Source records
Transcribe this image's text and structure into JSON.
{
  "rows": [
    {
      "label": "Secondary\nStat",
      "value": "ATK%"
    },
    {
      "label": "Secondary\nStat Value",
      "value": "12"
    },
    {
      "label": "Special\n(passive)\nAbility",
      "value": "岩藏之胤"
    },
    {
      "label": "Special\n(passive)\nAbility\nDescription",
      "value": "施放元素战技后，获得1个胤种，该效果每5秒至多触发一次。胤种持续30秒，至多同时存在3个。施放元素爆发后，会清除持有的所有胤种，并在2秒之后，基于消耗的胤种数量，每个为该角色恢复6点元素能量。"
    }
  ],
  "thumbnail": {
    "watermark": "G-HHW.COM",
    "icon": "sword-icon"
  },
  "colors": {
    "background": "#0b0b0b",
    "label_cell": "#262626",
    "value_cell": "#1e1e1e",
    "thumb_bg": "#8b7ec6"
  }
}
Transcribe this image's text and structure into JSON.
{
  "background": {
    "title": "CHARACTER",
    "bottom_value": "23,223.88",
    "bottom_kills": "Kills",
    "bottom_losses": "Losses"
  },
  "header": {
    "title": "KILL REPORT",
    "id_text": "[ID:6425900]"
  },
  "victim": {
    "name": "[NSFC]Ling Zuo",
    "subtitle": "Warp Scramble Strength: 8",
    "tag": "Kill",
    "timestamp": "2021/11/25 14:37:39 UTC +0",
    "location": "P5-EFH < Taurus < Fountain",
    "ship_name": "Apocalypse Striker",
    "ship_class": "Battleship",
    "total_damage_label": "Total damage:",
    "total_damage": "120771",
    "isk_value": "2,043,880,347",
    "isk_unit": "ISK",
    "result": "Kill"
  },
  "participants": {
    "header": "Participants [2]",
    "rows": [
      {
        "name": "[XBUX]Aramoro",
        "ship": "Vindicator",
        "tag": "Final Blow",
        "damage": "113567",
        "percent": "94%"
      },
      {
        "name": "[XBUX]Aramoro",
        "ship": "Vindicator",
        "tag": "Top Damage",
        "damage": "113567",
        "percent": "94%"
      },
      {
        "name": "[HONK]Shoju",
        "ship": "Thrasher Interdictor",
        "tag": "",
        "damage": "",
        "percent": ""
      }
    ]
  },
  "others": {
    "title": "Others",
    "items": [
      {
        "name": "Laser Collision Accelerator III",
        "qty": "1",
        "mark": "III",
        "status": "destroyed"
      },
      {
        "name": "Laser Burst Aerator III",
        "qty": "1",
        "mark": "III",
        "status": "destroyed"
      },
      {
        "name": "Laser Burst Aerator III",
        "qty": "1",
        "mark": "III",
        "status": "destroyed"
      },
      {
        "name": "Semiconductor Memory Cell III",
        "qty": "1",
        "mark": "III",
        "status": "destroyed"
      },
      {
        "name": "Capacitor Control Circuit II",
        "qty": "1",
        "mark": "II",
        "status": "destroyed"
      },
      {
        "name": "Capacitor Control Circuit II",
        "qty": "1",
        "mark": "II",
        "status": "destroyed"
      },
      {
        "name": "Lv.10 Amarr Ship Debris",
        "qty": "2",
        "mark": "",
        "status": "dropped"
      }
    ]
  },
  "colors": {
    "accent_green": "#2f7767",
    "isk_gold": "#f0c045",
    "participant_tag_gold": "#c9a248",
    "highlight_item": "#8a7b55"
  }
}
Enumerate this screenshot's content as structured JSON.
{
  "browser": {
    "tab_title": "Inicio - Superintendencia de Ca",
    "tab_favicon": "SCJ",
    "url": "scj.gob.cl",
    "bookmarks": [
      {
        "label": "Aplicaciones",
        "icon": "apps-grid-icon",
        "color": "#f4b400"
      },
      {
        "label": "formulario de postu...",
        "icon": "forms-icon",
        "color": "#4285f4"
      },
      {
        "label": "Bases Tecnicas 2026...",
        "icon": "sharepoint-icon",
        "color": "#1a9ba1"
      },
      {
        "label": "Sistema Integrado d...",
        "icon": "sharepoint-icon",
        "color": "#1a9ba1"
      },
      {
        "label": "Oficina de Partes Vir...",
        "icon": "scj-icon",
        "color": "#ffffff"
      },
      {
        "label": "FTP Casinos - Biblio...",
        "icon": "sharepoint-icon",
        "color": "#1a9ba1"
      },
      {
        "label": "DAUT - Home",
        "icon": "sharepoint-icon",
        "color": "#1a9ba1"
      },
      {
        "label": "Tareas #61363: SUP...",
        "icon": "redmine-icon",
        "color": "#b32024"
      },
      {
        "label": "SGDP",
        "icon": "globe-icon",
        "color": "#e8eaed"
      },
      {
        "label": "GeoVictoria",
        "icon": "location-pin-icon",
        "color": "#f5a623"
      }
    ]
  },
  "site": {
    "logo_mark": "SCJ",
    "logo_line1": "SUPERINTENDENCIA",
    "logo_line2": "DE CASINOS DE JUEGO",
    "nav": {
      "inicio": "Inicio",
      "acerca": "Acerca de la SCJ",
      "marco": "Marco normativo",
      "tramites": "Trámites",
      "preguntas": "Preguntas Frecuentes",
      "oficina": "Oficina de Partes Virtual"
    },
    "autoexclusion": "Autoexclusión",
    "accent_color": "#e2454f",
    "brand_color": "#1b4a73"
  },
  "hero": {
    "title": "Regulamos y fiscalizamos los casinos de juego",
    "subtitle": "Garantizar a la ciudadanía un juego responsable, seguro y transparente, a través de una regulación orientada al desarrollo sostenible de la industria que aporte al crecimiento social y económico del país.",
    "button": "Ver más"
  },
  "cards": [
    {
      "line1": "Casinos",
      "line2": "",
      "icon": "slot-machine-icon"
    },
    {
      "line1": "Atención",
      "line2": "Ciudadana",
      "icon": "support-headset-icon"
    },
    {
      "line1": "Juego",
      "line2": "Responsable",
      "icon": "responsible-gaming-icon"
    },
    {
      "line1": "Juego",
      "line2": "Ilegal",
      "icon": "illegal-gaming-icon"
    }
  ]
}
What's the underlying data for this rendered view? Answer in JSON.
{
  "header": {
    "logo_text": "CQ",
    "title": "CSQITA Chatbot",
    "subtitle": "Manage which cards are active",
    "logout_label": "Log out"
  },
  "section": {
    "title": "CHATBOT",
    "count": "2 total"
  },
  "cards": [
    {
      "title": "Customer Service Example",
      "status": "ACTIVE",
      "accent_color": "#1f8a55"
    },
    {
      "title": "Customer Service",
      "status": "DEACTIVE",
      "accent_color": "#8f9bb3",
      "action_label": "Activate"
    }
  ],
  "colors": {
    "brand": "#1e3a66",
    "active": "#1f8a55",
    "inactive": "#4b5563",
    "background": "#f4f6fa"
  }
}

Your objective
Repeat the listing above without any change.

Task answer
Transcribe this image's text and structure into JSON.
{
  "rows": [
    {
      "label": "Secondary\nStat",
      "value": "ATK%"
    },
    {
      "label": "Secondary\nStat Value",
      "value": "12"
    },
    {
      "label": "Special\n(passive)\nAbility",
      "value": "岩藏之胤"
    },
    {
      "label": "Special\n(passive)\nAbility\nDescription",
      "value": "施放元素战技后，获得1个胤种，该效果每5秒至多触发一次。胤种持续30秒，至多同时存在3个。施放元素爆发后，会清除持有的所有胤种，并在2秒之后，基于消耗的胤种数量，每个为该角色恢复6点元素能量。"
    }
  ],
  "thumbnail": {
    "watermark": "G-HHW.COM",
    "icon": "sword-icon"
  },
  "colors": {
    "background": "#0b0b0b",
    "label_cell": "#262626",
    "value_cell": "#1e1e1e",
    "thumb_bg": "#8b7ec6"
  }
}
Transcribe this image's text and structure into JSON.
{
  "background": {
    "title": "CHARACTER",
    "bottom_value": "23,223.88",
    "bottom_kills": "Kills",
    "bottom_losses": "Losses"
  },
  "header": {
    "title": "KILL REPORT",
    "id_text": "[ID:6425900]"
  },
  "victim": {
    "name": "[NSFC]Ling Zuo",
    "subtitle": "Warp Scramble Strength: 8",
    "tag": "Kill",
    "timestamp": "2021/11/25 14:37:39 UTC +0",
    "location": "P5-EFH < Taurus < Fountain",
    "ship_name": "Apocalypse Striker",
    "ship_class": "Battleship",
    "total_damage_label": "Total damage:",
    "total_damage": "120771",
    "isk_value": "2,043,880,347",
    "isk_unit": "ISK",
    "result": "Kill"
  },
  "participants": {
    "header": "Participants [2]",
    "rows": [
      {
        "name": "[XBUX]Aramoro",
        "ship": "Vindicator",
        "tag": "Final Blow",
        "damage": "113567",
        "percent": "94%"
      },
      {
        "name": "[XBUX]Aramoro",
        "ship": "Vindicator",
        "tag": "Top Damage",
        "damage": "113567",
        "percent": "94%"
      },
      {
        "name": "[HONK]Shoju",
        "ship": "Thrasher Interdictor",
        "tag": "",
        "damage": "",
        "percent": ""
      }
    ]
  },
  "others": {
    "title": "Others",
    "items": [
      {
        "name": "Laser Collision Accelerator III",
        "qty": "1",
        "mark": "III",
        "status": "destroyed"
      },
      {
        "name": "Laser Burst Aerator III",
        "qty": "1",
        "mark": "III",
        "status": "destroyed"
      },
      {
        "name": "Laser Burst Aerator III",
        "qty": "1",
        "mark": "III",
        "status": "destroyed"
      },
      {
        "name": "Semiconductor Memory Cell III",
        "qty": "1",
        "mark": "III",
        "status": "destroyed"
      },
      {
        "name": "Capacitor Control Circuit II",
        "qty": "1",
        "mark": "II",
        "status": "destroyed"
      },
      {
        "name": "Capacitor Control Circuit II",
        "qty": "1",
        "mark": "II",
        "status": "destroyed"
      },
      {
        "name": "Lv.10 Amarr Ship Debris",
        "qty": "2",
        "mark": "",
        "status": "dropped"
      }
    ]
  },
  "colors": {
    "accent_green": "#2f7767",
    "isk_gold": "#f0c045",
    "participant_tag_gold": "#c9a248",
    "highlight_item": "#8a7b55"
  }
}
Enumerate this screenshot's content as structured JSON.
{
  "browser": {
    "tab_title": "Inicio - Superintendencia de Ca",
    "tab_favicon": "SCJ",
    "url": "scj.gob.cl",
    "bookmarks": [
      {
        "label": "Aplicaciones",
        "icon": "apps-grid-icon",
        "color": "#f4b400"
      },
      {
        "label": "formulario de postu...",
        "icon": "forms-icon",
        "color": "#4285f4"
      },
      {
        "label": "Bases Tecnicas 2026...",
        "icon": "sharepoint-icon",
        "color": "#1a9ba1"
      },
      {
        "label": "Sistema Integrado d...",
        "icon": "sharepoint-icon",
        "color": "#1a9ba1"
      },
      {
        "label": "Oficina de Partes Vir...",
        "icon": "scj-icon",
        "color": "#ffffff"
      },
      {
        "label": "FTP Casinos - Biblio...",
        "icon": "sharepoint-icon",
        "color": "#1a9ba1"
      },
      {
        "label": "DAUT - Home",
        "icon": "sharepoint-icon",
        "color": "#1a9ba1"
      },
      {
        "label": "Tareas #61363: SUP...",
        "icon": "redmine-icon",
        "color": "#b32024"
      },
      {
        "label": "SGDP",
        "icon": "globe-icon",
        "color": "#e8eaed"
      },
      {
        "label": "GeoVictoria",
        "icon": "location-pin-icon",
        "color": "#f5a623"
      }
    ]
  },
  "site": {
    "logo_mark": "SCJ",
    "logo_line1": "SUPERINTENDENCIA",
    "logo_line2": "DE CASINOS DE JUEGO",
    "nav": {
      "inicio": "Inicio",
      "acerca": "Acerca de la SCJ",
      "marco": "Marco normativo",
      "tramites": "Trámites",
      "preguntas": "Preguntas Frecuentes",
      "oficina": "Oficina de Partes Virtual"
    },
    "autoexclusion": "Autoexclusión",
    "accent_color": "#e2454f",
    "brand_color": "#1b4a73"
  },
  "hero": {
    "title": "Regulamos y fiscalizamos los casinos de juego",
    "subtitle": "Garantizar a la ciudadanía un juego responsable, seguro y transparente, a través de una regulación orientada al desarrollo sostenible de la industria que aporte al crecimiento social y económico del país.",
    "button": "Ver más"
  },
  "cards": [
    {
      "line1": "Casinos",
      "line2": "",
      "icon": "slot-machine-icon"
    },
    {
      "line1": "Atención",
      "line2": "Ciudadana",
      "icon": "support-headset-icon"
    },
    {
      "line1": "Juego",
      "line2": "Responsable",
      "icon": "responsible-gaming-icon"
    },
    {
      "line1": "Juego",
      "line2": "Ilegal",
      "icon": "illegal-gaming-icon"
    }
  ]
}
What's the underlying data for this rendered view? Answer in JSON.
{
  "header": {
    "logo_text": "CQ",
    "title": "CSQITA Chatbot",
    "subtitle": "Manage which cards are active",
    "logout_label": "Log out"
  },
  "section": {
    "title": "CHATBOT",
    "count": "2 total"
  },
  "cards": [
    {
      "title": "Customer Service Example",
      "status": "ACTIVE",
      "accent_color": "#1f8a55"
    },
    {
      "title": "Customer Service",
      "status": "DEACTIVE",
      "accent_color": "#8f9bb3",
      "action_label": "Activate"
    }
  ],
  "colors": {
    "brand": "#1e3a66",
    "active": "#1f8a55",
    "inactive": "#4b5563",
    "background": "#f4f6fa"
  }
}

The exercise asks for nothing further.